* START *

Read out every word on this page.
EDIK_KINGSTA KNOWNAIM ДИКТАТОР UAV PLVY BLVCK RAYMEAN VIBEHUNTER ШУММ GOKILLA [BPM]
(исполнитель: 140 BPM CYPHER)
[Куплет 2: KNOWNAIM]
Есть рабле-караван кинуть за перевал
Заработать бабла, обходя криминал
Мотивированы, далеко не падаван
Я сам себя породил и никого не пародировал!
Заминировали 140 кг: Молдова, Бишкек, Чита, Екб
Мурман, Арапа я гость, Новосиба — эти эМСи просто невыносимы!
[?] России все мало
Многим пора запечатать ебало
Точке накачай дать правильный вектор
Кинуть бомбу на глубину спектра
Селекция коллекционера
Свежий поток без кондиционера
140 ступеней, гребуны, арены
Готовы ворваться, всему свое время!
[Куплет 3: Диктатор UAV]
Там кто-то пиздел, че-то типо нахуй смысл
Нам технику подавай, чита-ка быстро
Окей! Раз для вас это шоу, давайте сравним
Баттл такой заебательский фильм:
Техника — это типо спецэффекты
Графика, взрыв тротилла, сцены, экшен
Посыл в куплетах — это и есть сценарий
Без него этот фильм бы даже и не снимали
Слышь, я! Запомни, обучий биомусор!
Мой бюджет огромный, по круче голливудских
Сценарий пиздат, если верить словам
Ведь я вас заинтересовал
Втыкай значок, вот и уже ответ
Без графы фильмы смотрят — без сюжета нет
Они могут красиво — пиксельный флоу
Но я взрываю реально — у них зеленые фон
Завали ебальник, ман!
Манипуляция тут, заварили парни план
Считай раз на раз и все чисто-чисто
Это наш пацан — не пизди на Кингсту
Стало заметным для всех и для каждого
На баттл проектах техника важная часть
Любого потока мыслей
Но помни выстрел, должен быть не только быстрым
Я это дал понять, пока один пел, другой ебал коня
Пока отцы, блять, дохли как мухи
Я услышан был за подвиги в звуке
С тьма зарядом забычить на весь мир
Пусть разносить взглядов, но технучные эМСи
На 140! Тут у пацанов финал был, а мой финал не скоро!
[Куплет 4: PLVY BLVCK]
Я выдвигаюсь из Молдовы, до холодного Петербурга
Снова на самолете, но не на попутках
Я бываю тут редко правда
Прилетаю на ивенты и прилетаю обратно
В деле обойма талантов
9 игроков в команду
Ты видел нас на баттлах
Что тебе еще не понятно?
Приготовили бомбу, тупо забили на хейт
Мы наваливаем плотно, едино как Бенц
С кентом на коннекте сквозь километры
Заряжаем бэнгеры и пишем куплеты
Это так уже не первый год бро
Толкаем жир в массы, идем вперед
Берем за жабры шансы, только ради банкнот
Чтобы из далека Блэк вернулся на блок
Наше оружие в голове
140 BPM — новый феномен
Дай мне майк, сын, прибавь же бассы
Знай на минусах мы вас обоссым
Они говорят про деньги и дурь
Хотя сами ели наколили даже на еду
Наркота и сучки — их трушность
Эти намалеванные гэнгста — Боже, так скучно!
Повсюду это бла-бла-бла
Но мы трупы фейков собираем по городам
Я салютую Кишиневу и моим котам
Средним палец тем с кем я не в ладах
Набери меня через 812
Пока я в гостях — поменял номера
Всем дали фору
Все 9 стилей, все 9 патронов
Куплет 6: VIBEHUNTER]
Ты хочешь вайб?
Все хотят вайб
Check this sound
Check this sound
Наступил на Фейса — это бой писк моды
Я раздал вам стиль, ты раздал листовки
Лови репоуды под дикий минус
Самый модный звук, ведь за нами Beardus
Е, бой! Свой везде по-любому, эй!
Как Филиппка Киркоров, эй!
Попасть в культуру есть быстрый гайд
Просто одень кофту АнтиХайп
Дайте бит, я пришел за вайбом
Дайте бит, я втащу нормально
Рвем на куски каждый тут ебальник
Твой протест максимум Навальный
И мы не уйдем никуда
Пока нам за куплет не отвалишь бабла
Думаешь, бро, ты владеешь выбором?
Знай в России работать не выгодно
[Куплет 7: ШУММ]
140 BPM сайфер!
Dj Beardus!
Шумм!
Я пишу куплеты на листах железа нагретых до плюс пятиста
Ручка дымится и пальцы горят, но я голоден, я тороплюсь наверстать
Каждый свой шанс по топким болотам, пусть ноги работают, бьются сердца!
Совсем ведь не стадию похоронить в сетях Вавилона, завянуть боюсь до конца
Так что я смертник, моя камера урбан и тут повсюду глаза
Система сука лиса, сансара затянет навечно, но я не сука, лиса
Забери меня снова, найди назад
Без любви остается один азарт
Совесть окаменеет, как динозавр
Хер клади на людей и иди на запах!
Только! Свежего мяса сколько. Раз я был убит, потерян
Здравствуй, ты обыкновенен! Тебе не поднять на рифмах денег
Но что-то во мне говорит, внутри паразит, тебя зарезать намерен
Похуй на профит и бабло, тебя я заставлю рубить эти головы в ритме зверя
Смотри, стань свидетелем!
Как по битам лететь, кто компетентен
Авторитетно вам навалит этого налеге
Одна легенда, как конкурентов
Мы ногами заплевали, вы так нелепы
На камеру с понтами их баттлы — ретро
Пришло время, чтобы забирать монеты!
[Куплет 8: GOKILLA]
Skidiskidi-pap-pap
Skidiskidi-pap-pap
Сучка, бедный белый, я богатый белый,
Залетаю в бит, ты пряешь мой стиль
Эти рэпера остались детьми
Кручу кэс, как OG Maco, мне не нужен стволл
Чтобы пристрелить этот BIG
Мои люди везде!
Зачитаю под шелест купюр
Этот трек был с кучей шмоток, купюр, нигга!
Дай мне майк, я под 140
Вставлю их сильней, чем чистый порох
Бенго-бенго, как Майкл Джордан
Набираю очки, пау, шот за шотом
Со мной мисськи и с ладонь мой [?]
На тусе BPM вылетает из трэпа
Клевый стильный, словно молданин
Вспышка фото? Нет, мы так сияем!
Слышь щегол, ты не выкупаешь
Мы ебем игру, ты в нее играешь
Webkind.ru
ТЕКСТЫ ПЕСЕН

* END *

- What to do
Copy each line of the listing that holds the word "даже".

- Answer to the problem
Без него этот фильм бы даже и не снимали
Хотя сами ели наколили даже на еду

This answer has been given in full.